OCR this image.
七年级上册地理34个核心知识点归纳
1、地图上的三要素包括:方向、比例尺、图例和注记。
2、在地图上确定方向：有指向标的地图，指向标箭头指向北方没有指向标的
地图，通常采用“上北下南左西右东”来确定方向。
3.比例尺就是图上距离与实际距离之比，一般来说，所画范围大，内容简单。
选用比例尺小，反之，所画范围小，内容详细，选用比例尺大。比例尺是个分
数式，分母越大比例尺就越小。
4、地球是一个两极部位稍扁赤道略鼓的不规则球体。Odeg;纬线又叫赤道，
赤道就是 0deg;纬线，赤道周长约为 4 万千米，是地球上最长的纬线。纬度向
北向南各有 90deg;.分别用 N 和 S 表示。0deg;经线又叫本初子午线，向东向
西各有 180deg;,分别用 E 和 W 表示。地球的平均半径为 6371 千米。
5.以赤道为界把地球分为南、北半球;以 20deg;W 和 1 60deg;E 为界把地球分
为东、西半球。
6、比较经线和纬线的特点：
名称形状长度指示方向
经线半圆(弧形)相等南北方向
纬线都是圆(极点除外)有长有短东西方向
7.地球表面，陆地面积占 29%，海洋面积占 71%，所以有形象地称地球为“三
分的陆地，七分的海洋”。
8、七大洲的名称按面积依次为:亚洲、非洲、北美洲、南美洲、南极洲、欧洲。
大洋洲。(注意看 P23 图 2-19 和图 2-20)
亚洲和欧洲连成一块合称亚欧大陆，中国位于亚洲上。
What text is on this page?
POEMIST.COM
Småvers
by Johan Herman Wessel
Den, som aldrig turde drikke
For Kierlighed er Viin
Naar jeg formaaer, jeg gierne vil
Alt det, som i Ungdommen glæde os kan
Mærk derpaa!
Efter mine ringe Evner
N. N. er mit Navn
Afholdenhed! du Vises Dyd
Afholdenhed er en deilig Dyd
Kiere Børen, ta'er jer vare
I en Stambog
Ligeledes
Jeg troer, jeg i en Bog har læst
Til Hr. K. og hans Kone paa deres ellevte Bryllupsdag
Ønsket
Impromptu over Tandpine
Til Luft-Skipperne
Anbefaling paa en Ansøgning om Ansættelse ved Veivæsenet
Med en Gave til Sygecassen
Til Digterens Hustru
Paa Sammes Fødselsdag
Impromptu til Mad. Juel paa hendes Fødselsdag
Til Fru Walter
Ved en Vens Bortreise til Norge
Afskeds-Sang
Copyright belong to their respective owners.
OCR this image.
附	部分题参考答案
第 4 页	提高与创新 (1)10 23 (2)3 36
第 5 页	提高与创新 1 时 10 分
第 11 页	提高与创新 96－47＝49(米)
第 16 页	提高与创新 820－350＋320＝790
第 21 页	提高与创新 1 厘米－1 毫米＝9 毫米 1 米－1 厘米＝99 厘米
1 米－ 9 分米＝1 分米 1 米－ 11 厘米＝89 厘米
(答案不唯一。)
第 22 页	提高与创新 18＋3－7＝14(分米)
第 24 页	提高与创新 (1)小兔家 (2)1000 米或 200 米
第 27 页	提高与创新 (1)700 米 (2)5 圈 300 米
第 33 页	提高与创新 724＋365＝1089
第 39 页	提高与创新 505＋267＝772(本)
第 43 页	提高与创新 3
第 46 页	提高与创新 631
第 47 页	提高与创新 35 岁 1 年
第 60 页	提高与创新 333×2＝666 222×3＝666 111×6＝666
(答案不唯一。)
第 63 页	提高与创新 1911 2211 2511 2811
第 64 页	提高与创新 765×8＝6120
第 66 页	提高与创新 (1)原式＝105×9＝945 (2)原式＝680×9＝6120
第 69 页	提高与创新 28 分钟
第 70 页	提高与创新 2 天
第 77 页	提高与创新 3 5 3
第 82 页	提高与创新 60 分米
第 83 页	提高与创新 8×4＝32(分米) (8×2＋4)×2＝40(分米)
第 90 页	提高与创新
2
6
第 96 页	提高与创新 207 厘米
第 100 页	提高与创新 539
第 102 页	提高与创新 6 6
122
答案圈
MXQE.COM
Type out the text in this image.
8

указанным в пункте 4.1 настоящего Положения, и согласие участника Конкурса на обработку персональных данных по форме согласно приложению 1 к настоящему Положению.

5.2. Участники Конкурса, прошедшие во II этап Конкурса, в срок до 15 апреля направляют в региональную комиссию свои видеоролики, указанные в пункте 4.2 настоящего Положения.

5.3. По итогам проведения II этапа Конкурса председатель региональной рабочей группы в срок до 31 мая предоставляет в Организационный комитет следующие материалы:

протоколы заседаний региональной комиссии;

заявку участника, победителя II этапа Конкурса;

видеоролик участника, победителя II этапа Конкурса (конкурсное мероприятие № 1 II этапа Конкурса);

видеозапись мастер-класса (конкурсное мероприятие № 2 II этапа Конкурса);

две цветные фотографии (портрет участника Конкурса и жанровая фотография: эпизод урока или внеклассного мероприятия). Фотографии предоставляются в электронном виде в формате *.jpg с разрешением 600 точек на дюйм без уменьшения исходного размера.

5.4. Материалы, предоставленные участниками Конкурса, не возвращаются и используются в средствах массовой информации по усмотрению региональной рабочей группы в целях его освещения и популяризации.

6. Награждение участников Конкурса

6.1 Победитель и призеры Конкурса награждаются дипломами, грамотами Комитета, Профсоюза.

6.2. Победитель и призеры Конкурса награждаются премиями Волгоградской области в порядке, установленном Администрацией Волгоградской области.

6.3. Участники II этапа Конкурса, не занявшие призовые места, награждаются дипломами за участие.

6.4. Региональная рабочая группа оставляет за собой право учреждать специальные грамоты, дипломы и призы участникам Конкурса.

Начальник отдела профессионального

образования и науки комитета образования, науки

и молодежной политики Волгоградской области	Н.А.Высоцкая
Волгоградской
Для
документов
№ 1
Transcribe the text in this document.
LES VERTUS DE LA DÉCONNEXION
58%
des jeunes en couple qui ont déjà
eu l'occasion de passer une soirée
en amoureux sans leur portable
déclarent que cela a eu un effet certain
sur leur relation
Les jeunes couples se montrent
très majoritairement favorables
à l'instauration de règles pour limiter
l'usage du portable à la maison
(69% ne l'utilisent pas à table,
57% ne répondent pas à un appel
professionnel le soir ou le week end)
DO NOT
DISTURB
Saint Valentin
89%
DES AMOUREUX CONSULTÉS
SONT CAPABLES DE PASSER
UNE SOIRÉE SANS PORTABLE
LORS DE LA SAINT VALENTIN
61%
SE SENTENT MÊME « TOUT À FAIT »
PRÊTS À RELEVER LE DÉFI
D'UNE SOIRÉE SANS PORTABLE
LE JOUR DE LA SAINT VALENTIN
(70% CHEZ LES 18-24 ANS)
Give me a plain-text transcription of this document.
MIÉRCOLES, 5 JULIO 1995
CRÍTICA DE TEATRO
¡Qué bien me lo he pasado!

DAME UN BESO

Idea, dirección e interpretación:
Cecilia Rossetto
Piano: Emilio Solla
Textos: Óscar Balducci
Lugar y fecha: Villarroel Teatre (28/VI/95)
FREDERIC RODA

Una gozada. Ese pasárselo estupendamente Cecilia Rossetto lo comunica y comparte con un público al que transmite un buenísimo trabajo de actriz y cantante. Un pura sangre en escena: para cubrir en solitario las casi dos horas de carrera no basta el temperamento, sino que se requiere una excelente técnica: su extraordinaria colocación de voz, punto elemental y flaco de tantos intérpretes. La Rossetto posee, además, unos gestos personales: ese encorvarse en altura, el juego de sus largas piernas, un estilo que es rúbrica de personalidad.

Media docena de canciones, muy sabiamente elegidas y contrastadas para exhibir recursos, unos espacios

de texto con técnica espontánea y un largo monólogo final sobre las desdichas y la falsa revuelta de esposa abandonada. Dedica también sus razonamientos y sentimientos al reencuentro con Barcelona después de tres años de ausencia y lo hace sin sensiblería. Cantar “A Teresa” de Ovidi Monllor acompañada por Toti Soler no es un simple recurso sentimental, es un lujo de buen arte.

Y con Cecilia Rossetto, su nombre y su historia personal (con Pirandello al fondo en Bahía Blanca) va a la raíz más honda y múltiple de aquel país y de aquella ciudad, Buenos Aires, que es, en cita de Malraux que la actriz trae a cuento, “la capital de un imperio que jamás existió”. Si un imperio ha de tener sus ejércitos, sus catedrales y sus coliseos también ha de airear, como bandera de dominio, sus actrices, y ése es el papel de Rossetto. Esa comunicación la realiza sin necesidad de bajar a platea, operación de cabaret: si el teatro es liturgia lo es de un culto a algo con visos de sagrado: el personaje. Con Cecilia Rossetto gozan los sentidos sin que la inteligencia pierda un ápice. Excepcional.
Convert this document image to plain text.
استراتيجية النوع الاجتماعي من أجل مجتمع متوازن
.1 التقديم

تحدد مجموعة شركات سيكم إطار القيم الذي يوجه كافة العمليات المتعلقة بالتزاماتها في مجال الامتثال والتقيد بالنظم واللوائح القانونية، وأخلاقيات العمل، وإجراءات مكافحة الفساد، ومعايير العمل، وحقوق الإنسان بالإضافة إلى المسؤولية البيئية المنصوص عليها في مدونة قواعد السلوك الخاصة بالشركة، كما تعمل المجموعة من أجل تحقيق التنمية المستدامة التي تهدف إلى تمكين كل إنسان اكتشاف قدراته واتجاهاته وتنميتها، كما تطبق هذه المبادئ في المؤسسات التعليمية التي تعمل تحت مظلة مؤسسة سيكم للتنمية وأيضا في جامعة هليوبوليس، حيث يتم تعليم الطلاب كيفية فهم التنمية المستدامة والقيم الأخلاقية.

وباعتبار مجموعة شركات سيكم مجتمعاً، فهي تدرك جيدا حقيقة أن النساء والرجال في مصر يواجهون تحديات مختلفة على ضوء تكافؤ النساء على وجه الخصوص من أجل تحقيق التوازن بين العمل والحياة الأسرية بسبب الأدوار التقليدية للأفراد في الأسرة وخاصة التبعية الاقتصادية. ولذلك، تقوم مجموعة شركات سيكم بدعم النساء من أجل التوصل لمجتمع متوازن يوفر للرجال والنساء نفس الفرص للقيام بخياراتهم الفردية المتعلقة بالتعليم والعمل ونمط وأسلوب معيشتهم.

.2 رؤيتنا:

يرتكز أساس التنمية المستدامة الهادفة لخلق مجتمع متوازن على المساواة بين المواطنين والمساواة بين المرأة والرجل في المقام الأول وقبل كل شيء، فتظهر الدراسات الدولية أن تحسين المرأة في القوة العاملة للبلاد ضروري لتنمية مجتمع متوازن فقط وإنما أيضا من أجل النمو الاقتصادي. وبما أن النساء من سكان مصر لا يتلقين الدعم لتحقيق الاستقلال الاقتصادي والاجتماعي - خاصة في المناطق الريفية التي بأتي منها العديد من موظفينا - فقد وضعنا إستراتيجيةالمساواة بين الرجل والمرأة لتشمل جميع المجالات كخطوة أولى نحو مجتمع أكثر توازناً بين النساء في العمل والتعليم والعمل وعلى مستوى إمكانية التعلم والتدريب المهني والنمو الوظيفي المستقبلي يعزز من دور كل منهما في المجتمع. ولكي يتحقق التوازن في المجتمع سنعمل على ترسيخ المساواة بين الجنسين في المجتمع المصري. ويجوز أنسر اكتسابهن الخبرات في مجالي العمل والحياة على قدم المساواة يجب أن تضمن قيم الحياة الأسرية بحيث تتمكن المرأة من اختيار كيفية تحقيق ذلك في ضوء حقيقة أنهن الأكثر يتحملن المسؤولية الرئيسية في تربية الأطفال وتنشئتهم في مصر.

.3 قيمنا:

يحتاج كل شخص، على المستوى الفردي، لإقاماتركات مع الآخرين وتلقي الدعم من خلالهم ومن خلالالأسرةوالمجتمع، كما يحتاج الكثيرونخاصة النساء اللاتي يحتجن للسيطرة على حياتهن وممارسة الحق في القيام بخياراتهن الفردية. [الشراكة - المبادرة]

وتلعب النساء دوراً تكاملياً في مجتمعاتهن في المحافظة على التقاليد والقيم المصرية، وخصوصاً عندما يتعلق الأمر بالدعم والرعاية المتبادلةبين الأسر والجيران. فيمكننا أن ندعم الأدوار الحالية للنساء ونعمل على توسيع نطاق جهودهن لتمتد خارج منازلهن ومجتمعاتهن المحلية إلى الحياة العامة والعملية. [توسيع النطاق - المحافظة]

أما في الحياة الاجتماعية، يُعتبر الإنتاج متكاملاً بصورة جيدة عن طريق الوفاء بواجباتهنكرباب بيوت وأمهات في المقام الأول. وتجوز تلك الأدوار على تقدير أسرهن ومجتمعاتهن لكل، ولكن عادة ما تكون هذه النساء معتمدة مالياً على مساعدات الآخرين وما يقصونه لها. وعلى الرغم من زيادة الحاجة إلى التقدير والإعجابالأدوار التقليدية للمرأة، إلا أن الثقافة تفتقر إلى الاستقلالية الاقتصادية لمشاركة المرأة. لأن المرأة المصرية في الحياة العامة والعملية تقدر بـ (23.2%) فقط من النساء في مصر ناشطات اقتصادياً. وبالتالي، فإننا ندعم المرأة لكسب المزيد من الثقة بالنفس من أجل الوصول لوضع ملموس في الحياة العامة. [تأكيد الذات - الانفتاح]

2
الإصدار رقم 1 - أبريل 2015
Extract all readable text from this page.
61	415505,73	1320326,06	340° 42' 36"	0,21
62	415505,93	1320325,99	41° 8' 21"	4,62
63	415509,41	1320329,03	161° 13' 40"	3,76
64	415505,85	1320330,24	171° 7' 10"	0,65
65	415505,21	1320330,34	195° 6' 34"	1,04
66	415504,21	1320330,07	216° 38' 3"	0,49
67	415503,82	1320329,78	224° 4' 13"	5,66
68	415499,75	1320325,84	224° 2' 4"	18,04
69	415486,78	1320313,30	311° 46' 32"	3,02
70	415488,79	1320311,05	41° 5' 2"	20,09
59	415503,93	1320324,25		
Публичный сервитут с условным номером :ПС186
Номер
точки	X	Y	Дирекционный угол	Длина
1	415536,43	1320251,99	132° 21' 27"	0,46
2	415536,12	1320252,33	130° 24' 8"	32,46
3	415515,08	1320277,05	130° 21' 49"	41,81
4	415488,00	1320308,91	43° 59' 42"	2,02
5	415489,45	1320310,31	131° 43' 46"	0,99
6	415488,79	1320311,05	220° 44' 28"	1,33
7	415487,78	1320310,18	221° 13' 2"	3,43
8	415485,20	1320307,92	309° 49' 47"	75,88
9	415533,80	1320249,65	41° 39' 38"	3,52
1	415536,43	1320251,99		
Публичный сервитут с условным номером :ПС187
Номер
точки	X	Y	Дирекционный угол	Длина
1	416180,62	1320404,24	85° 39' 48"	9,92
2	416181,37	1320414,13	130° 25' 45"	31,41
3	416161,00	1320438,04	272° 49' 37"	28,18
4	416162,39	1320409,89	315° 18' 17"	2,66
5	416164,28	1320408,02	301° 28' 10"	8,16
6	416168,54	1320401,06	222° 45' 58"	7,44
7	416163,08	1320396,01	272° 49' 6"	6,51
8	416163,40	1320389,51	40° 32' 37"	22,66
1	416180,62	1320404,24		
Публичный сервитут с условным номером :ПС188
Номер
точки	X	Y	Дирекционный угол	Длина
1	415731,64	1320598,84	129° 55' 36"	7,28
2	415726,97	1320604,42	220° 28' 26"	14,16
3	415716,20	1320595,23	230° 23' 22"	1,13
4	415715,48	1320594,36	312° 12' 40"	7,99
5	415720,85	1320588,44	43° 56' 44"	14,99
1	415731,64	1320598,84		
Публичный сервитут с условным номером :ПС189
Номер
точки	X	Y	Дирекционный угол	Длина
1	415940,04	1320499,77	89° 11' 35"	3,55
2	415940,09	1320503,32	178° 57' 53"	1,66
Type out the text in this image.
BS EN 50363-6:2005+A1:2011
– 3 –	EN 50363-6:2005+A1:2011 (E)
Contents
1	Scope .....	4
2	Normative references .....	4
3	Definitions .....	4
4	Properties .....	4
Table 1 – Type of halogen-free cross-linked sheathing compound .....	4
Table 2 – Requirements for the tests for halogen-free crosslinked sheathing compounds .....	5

######

▶ _Exercise directions_
Locate the word "Положения" in the data above. Copy every line carrying it.

▶ _Task output_
указанным в пункте 4.1 настоящего Положения, и согласие участника Конкурса на обработку персональных данных по форме согласно приложению 1 к настоящему Положению.
5.2. Участники Конкурса, прошедшие во II этап Конкурса, в срок до 15 апреля направляют в региональную комиссию свои видеоролики, указанные в пункте 4.2 настоящего Положения.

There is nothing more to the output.